:: WHAT TO DO ::
Only lines holding the word "follows" should be copied from the material.
□ □ □ □ □
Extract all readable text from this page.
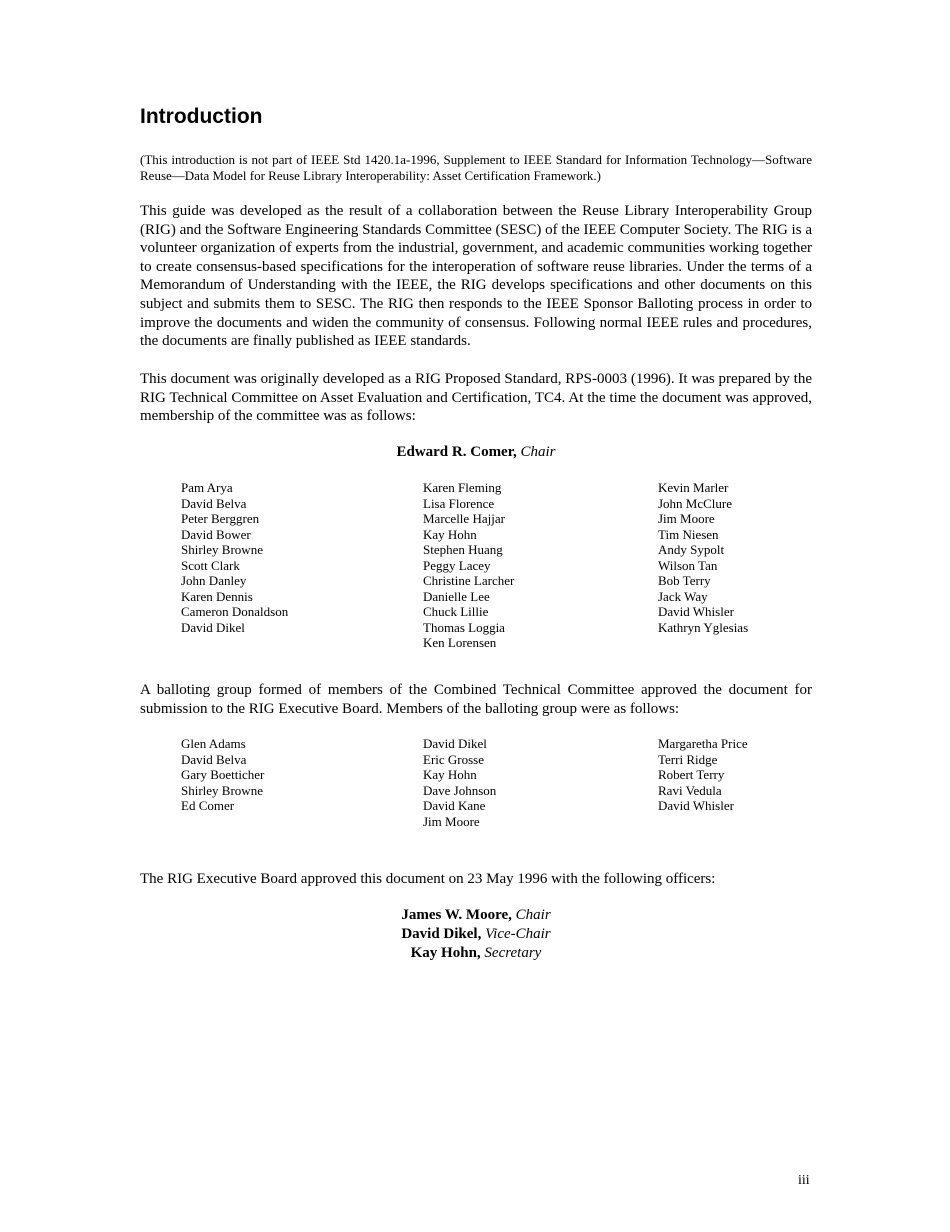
Introduction

(This introduction is not part of IEEE Std 1420.1a-1996, Supplement to IEEE Standard for Information Technology—Software Reuse—Data Model for Reuse Library Interoperability: Asset Certification Framework.)

This guide was developed as the result of a collaboration between the Reuse Library Interoperability Group (RIG) and the Software Engineering Standards Committee (SESC) of the IEEE Computer Society. The RIG is a volunteer organization of experts from the industrial, government, and academic communities working together to create consensus-based specifications for the interoperation of software reuse libraries. Under the terms of a Memorandum of Understanding with the IEEE, the RIG develops specifications and other documents on this subject and submits them to SESC. The RIG then responds to the IEEE Sponsor Balloting process in order to improve the documents and widen the community of consensus. Following normal IEEE rules and procedures, the documents are finally published as IEEE standards.

This document was originally developed as a RIG Proposed Standard, RPS-0003 (1996). It was prepared by the RIG Technical Committee on Asset Evaluation and Certification, TC4. At the time the document was approved, membership of the committee was as follows:

Edward R. Comer, Chair
Pam Arya
David Belva
Peter Berggren
David Bower
Shirley Browne
Scott Clark
John Danley
Karen Dennis
Cameron Donaldson
David Dikel
Karen Fleming
Lisa Florence
Marcelle Hajjar
Kay Hohn
Stephen Huang
Peggy Lacey
Christine Larcher
Danielle Lee
Chuck Lillie
Thomas Loggia
Ken Lorensen
Kevin Marler
John McClure
Jim Moore
Tim Niesen
Andy Sypolt
Wilson Tan
Bob Terry
Jack Way
David Whisler
Kathryn Yglesias

A balloting group formed of members of the Combined Technical Committee approved the document for submission to the RIG Executive Board. Members of the balloting group were as follows:

Glen Adams
David Belva
Gary Boetticher
Shirley Browne
Ed Comer
David Dikel
Eric Grosse
Kay Hohn
Dave Johnson
David Kane
Jim Moore
Margaretha Price
Terri Ridge
Robert Terry
Ravi Vedula
David Whisler

The RIG Executive Board approved this document on 23 May 1996 with the following officers:

James W. Moore, Chair
David Dikel, Vice-Chair
Kay Hohn, Secretary
iii
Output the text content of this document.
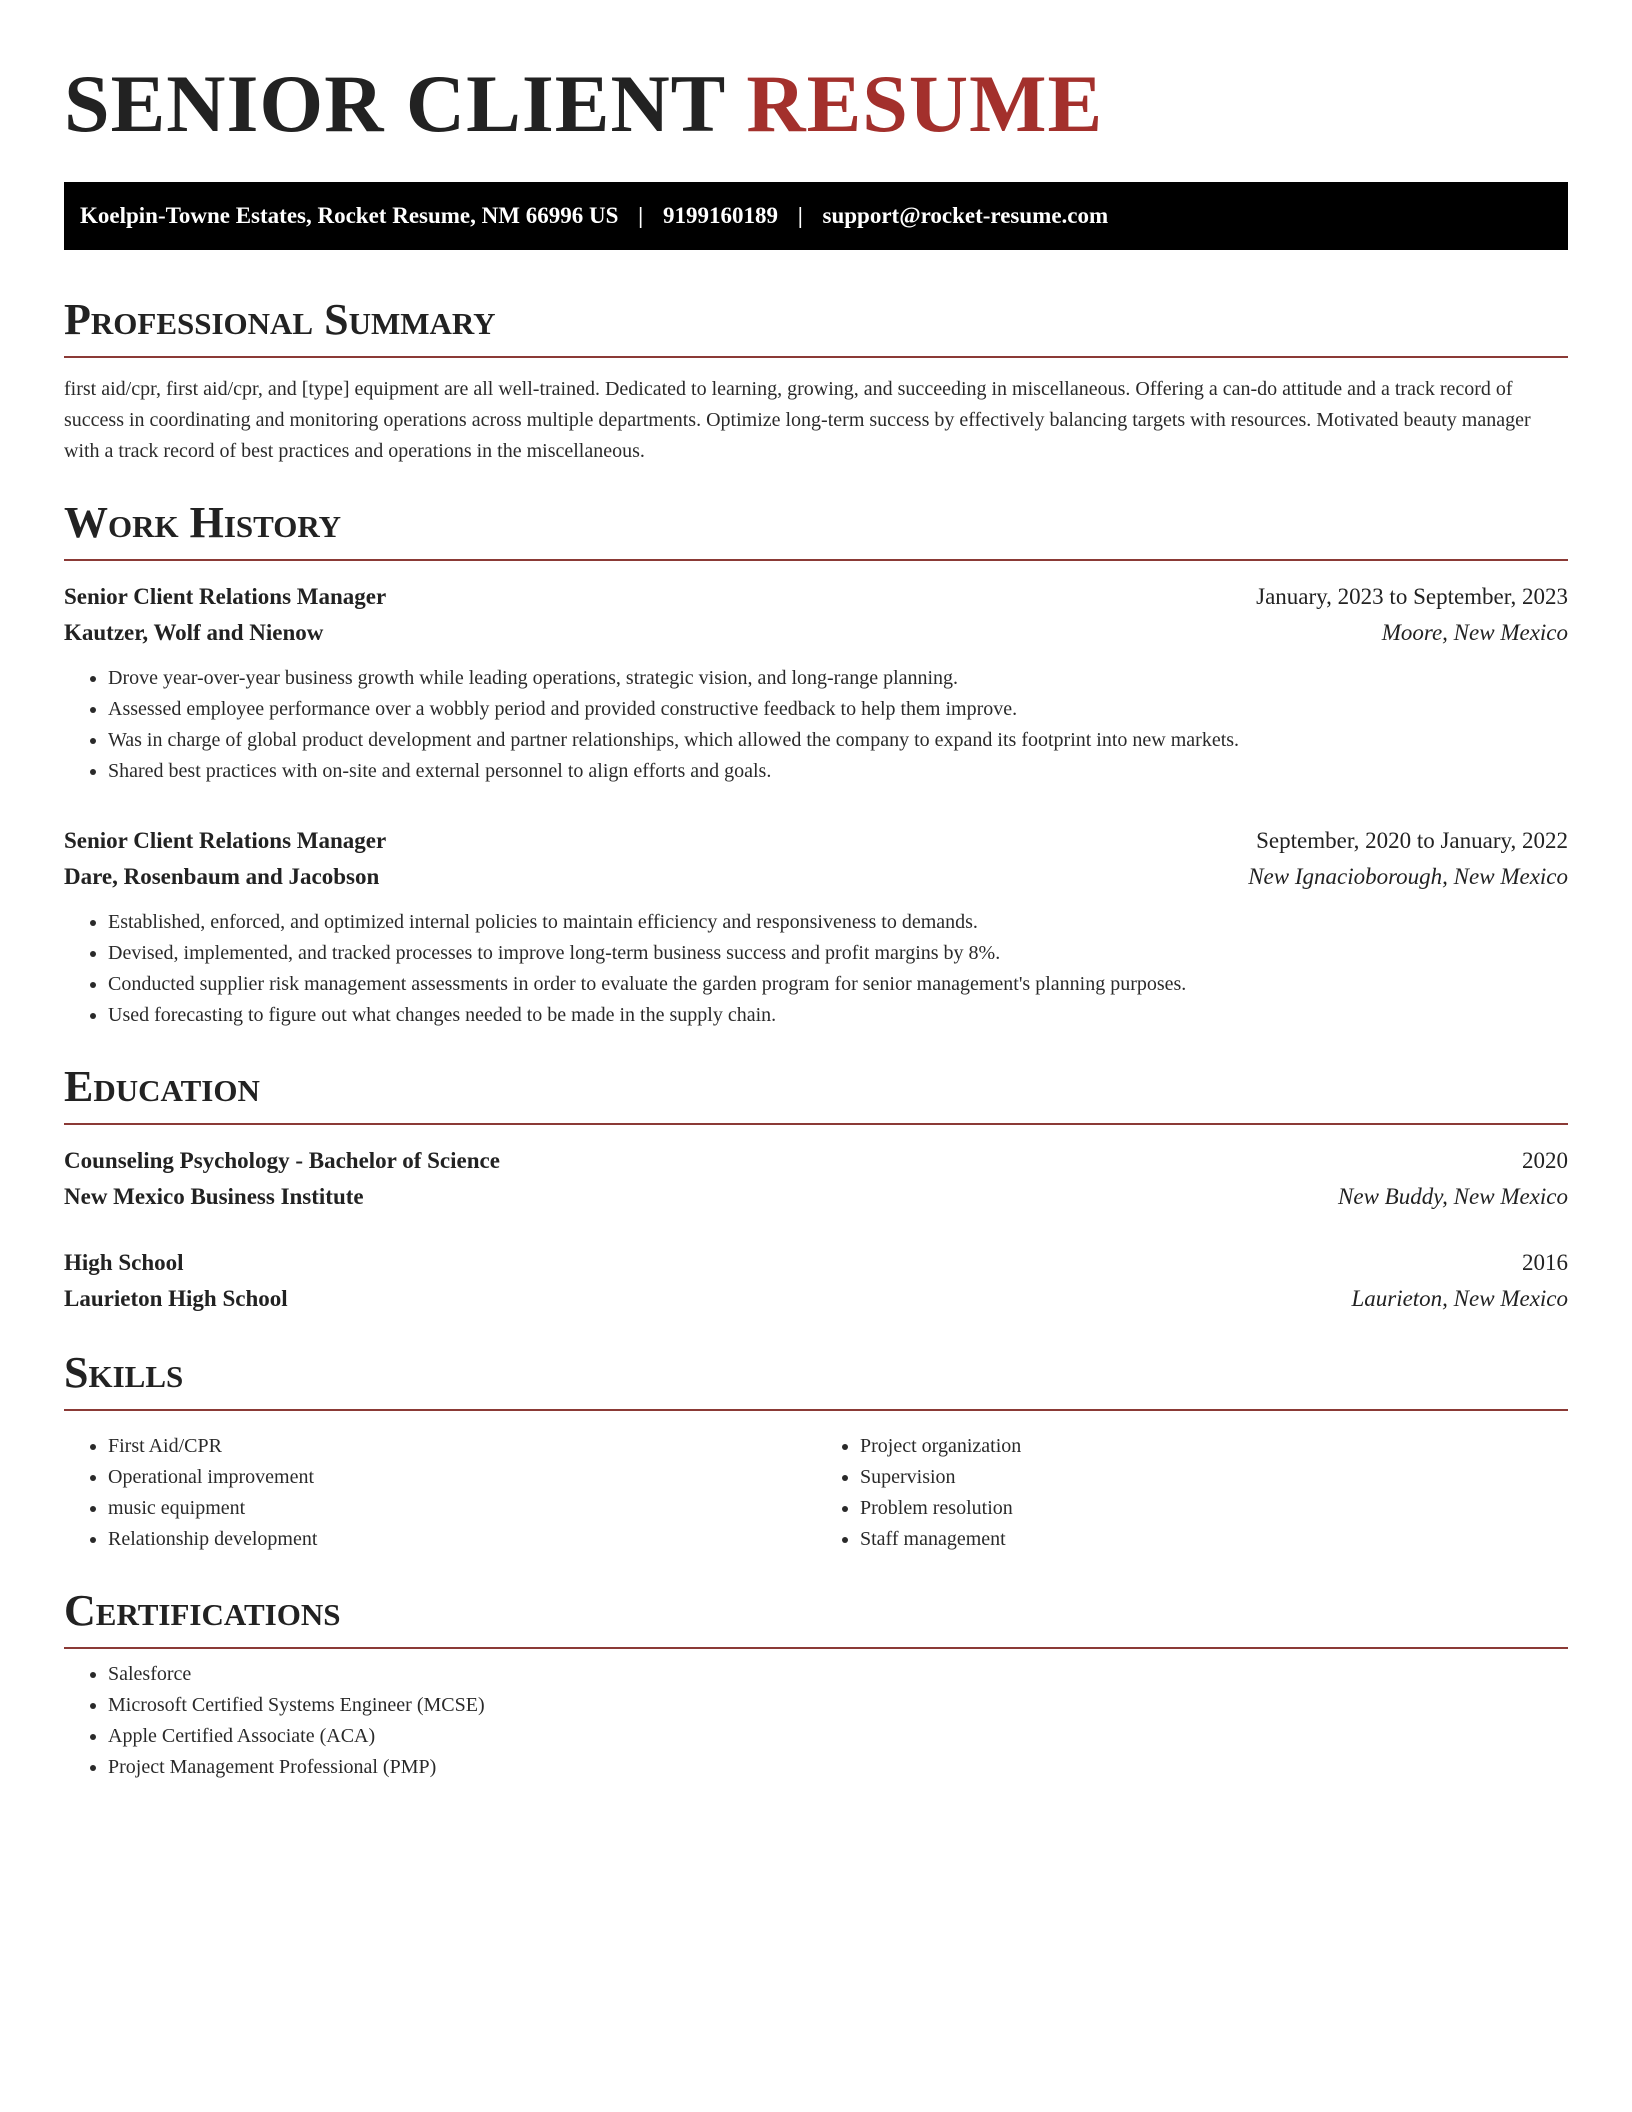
SENIOR CLIENT RESUME
Koelpin-Towne Estates, Rocket Resume, NM 66996 US | 9199160189 | support@rocket-resume.com
Professional Summary

first aid/cpr, first aid/cpr, and [type] equipment are all well-trained. Dedicated to learning, growing, and succeeding in miscellaneous. Offering a can-do attitude and a track record of success in coordinating and monitoring operations across multiple departments. Optimize long-term success by effectively balancing targets with resources. Motivated beauty manager with a track record of best practices and operations in the miscellaneous.

Work History
Senior Client Relations Manager	January, 2023 to September, 2023
Kautzer, Wolf and Nienow	Moore, New Mexico
• Drove year-over-year business growth while leading operations, strategic vision, and long-range planning.
• Assessed employee performance over a wobbly period and provided constructive feedback to help them improve.
• Was in charge of global product development and partner relationships, which allowed the company to expand its footprint into new markets.
• Shared best practices with on-site and external personnel to align efforts and goals.
Senior Client Relations Manager	September, 2020 to January, 2022
Dare, Rosenbaum and Jacobson	New Ignacioborough, New Mexico
• Established, enforced, and optimized internal policies to maintain efficiency and responsiveness to demands.
• Devised, implemented, and tracked processes to improve long-term business success and profit margins by 8%.
• Conducted supplier risk management assessments in order to evaluate the garden program for senior management's planning purposes.
• Used forecasting to figure out what changes needed to be made in the supply chain.
Education
Counseling Psychology - Bachelor of Science	2020
New Mexico Business Institute	New Buddy, New Mexico
High School	2016
Laurieton High School	Laurieton, New Mexico
Skills
• First Aid/CPR
• Operational improvement
• music equipment
• Relationship development
• Project organization
• Supervision
• Problem resolution
• Staff management
Certifications
• Salesforce
• Microsoft Certified Systems Engineer (MCSE)
• Apple Certified Associate (ACA)
• Project Management Professional (PMP)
□ □ □ □ □
:: RESULT OF THE TASK ::
This document was originally developed as a RIG Proposed Standard, RPS-0003 (1996). It was prepared by the RIG Technical Committee on Asset Evaluation and Certification, TC4. At the time the document was approved, membership of the committee was as follows:
A balloting group formed of members of the Combined Technical Committee approved the document for submission to the RIG Executive Board. Members of the balloting group were as follows:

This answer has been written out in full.